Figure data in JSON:

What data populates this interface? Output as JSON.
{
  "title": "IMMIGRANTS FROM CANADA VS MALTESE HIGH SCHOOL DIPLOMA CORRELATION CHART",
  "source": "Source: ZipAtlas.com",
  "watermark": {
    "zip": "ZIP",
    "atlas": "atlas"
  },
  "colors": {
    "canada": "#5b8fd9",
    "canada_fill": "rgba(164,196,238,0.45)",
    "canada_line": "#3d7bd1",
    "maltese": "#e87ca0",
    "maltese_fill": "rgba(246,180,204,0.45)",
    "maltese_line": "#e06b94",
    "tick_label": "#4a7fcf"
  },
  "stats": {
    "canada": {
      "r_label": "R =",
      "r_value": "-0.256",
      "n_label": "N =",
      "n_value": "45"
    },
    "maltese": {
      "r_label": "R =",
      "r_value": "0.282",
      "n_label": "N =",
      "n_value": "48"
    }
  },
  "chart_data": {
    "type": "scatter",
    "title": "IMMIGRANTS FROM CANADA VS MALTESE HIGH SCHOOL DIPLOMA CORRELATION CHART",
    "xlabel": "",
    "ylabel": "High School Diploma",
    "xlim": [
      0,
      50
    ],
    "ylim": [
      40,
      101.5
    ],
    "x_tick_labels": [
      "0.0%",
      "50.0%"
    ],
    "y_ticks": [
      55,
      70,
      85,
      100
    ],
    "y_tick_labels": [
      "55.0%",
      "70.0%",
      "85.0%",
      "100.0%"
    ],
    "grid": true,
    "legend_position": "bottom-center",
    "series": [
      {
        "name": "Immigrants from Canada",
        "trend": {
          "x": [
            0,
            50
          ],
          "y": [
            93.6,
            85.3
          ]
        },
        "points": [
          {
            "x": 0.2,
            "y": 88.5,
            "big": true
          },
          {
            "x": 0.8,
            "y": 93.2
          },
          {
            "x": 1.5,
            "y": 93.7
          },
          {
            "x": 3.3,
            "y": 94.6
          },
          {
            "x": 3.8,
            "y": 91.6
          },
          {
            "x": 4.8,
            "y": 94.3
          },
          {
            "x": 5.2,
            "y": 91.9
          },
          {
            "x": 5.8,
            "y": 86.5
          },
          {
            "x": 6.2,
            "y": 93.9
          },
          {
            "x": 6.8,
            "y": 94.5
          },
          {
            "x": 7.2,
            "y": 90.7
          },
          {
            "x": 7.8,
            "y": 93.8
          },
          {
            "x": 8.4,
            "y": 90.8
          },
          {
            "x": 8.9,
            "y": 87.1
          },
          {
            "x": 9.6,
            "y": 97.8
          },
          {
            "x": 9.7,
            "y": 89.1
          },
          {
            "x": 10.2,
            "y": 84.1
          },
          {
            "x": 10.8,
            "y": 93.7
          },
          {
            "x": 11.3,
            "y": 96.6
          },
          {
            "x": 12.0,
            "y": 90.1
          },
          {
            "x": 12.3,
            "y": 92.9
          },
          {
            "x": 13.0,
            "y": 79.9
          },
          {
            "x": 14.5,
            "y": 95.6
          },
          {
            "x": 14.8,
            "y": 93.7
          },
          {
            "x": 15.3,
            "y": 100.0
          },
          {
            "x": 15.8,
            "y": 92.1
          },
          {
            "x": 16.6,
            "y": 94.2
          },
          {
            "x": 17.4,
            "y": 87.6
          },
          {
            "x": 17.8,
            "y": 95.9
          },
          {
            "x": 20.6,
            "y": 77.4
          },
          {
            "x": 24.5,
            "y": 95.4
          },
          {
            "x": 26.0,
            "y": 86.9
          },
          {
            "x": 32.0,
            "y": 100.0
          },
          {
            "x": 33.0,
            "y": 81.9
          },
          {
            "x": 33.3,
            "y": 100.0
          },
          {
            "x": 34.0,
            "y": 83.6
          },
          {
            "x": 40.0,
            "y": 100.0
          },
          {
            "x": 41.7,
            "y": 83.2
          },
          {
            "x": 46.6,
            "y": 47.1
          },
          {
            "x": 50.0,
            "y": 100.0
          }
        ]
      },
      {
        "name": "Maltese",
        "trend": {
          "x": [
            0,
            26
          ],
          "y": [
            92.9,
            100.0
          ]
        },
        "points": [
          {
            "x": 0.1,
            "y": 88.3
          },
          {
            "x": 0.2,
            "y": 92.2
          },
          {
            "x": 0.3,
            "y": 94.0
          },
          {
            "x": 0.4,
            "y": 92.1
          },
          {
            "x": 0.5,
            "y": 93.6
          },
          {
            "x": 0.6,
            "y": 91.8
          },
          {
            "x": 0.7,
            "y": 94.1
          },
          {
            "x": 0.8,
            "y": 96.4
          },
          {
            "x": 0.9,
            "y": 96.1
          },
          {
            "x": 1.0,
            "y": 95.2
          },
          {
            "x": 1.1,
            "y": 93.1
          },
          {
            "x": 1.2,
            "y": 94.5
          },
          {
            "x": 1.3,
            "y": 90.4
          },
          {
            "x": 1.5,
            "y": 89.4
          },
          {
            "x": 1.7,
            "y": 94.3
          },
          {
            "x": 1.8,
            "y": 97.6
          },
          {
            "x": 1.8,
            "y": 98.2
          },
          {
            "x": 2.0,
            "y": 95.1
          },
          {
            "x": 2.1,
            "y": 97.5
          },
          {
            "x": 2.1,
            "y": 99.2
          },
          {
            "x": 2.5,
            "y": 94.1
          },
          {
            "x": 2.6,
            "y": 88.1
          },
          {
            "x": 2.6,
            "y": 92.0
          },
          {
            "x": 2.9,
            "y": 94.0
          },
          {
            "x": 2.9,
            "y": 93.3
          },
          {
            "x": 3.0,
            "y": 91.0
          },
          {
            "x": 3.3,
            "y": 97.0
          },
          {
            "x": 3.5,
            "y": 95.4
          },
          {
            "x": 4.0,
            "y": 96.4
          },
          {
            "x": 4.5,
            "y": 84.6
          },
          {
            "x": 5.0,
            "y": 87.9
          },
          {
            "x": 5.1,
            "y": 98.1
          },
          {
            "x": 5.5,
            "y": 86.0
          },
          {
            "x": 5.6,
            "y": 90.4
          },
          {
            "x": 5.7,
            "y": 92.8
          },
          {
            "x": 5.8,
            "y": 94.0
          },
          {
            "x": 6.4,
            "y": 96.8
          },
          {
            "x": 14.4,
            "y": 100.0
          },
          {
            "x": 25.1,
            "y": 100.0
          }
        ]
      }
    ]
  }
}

- [Exercise task] Output all of the data again. Match it exactly.

- [Completed task]
What data populates this interface? Output as JSON.
{
  "title": "IMMIGRANTS FROM CANADA VS MALTESE HIGH SCHOOL DIPLOMA CORRELATION CHART",
  "source": "Source: ZipAtlas.com",
  "watermark": {
    "zip": "ZIP",
    "atlas": "atlas"
  },
  "colors": {
    "canada": "#5b8fd9",
    "canada_fill": "rgba(164,196,238,0.45)",
    "canada_line": "#3d7bd1",
    "maltese": "#e87ca0",
    "maltese_fill": "rgba(246,180,204,0.45)",
    "maltese_line": "#e06b94",
    "tick_label": "#4a7fcf"
  },
  "stats": {
    "canada": {
      "r_label": "R =",
      "r_value": "-0.256",
      "n_label": "N =",
      "n_value": "45"
    },
    "maltese": {
      "r_label": "R =",
      "r_value": "0.282",
      "n_label": "N =",
      "n_value": "48"
    }
  },
  "chart_data": {
    "type": "scatter",
    "title": "IMMIGRANTS FROM CANADA VS MALTESE HIGH SCHOOL DIPLOMA CORRELATION CHART",
    "xlabel": "",
    "ylabel": "High School Diploma",
    "xlim": [
      0,
      50
    ],
    "ylim": [
      40,
      101.5
    ],
    "x_tick_labels": [
      "0.0%",
      "50.0%"
    ],
    "y_ticks": [
      55,
      70,
      85,
      100
    ],
    "y_tick_labels": [
      "55.0%",
      "70.0%",
      "85.0%",
      "100.0%"
    ],
    "grid": true,
    "legend_position": "bottom-center",
    "series": [
      {
        "name": "Immigrants from Canada",
        "trend": {
          "x": [
            0,
            50
          ],
          "y": [
            93.6,
            85.3
          ]
        },
        "points": [
          {
            "x": 0.2,
            "y": 88.5,
            "big": true
          },
          {
            "x": 0.8,
            "y": 93.2
          },
          {
            "x": 1.5,
            "y": 93.7
          },
          {
            "x": 3.3,
            "y": 94.6
          },
          {
            "x": 3.8,
            "y": 91.6
          },
          {
            "x": 4.8,
            "y": 94.3
          },
          {
            "x": 5.2,
            "y": 91.9
          },
          {
            "x": 5.8,
            "y": 86.5
          },
          {
            "x": 6.2,
            "y": 93.9
          },
          {
            "x": 6.8,
            "y": 94.5
          },
          {
            "x": 7.2,
            "y": 90.7
          },
          {
            "x": 7.8,
            "y": 93.8
          },
          {
            "x": 8.4,
            "y": 90.8
          },
          {
            "x": 8.9,
            "y": 87.1
          },
          {
            "x": 9.6,
            "y": 97.8
          },
          {
            "x": 9.7,
            "y": 89.1
          },
          {
            "x": 10.2,
            "y": 84.1
          },
          {
            "x": 10.8,
            "y": 93.7
          },
          {
            "x": 11.3,
            "y": 96.6
          },
          {
            "x": 12.0,
            "y": 90.1
          },
          {
            "x": 12.3,
            "y": 92.9
          },
          {
            "x": 13.0,
            "y": 79.9
          },
          {
            "x": 14.5,
            "y": 95.6
          },
          {
            "x": 14.8,
            "y": 93.7
          },
          {
            "x": 15.3,
            "y": 100.0
          },
          {
            "x": 15.8,
            "y": 92.1
          },
          {
            "x": 16.6,
            "y": 94.2
          },
          {
            "x": 17.4,
            "y": 87.6
          },
          {
            "x": 17.8,
            "y": 95.9
          },
          {
            "x": 20.6,
            "y": 77.4
          },
          {
            "x": 24.5,
            "y": 95.4
          },
          {
            "x": 26.0,
            "y": 86.9
          },
          {
            "x": 32.0,
            "y": 100.0
          },
          {
            "x": 33.0,
            "y": 81.9
          },
          {
            "x": 33.3,
            "y": 100.0
          },
          {
            "x": 34.0,
            "y": 83.6
          },
          {
            "x": 40.0,
            "y": 100.0
          },
          {
            "x": 41.7,
            "y": 83.2
          },
          {
            "x": 46.6,
            "y": 47.1
          },
          {
            "x": 50.0,
            "y": 100.0
          }
        ]
      },
      {
        "name": "Maltese",
        "trend": {
          "x": [
            0,
            26
          ],
          "y": [
            92.9,
            100.0
          ]
        },
        "points": [
          {
            "x": 0.1,
            "y": 88.3
          },
          {
            "x": 0.2,
            "y": 92.2
          },
          {
            "x": 0.3,
            "y": 94.0
          },
          {
            "x": 0.4,
            "y": 92.1
          },
          {
            "x": 0.5,
            "y": 93.6
          },
          {
            "x": 0.6,
            "y": 91.8
          },
          {
            "x": 0.7,
            "y": 94.1
          },
          {
            "x": 0.8,
            "y": 96.4
          },
          {
            "x": 0.9,
            "y": 96.1
          },
          {
            "x": 1.0,
            "y": 95.2
          },
          {
            "x": 1.1,
            "y": 93.1
          },
          {
            "x": 1.2,
            "y": 94.5
          },
          {
            "x": 1.3,
            "y": 90.4
          },
          {
            "x": 1.5,
            "y": 89.4
          },
          {
            "x": 1.7,
            "y": 94.3
          },
          {
            "x": 1.8,
            "y": 97.6
          },
          {
            "x": 1.8,
            "y": 98.2
          },
          {
            "x": 2.0,
            "y": 95.1
          },
          {
            "x": 2.1,
            "y": 97.5
          },
          {
            "x": 2.1,
            "y": 99.2
          },
          {
            "x": 2.5,
            "y": 94.1
          },
          {
            "x": 2.6,
            "y": 88.1
          },
          {
            "x": 2.6,
            "y": 92.0
          },
          {
            "x": 2.9,
            "y": 94.0
          },
          {
            "x": 2.9,
            "y": 93.3
          },
          {
            "x": 3.0,
            "y": 91.0
          },
          {
            "x": 3.3,
            "y": 97.0
          },
          {
            "x": 3.5,
            "y": 95.4
          },
          {
            "x": 4.0,
            "y": 96.4
          },
          {
            "x": 4.5,
            "y": 84.6
          },
          {
            "x": 5.0,
            "y": 87.9
          },
          {
            "x": 5.1,
            "y": 98.1
          },
          {
            "x": 5.5,
            "y": 86.0
          },
          {
            "x": 5.6,
            "y": 90.4
          },
          {
            "x": 5.7,
            "y": 92.8
          },
          {
            "x": 5.8,
            "y": 94.0
          },
          {
            "x": 6.4,
            "y": 96.8
          },
          {
            "x": 14.4,
            "y": 100.0
          },
          {
            "x": 25.1,
            "y": 100.0
          }
        ]
      }
    ]
  }
}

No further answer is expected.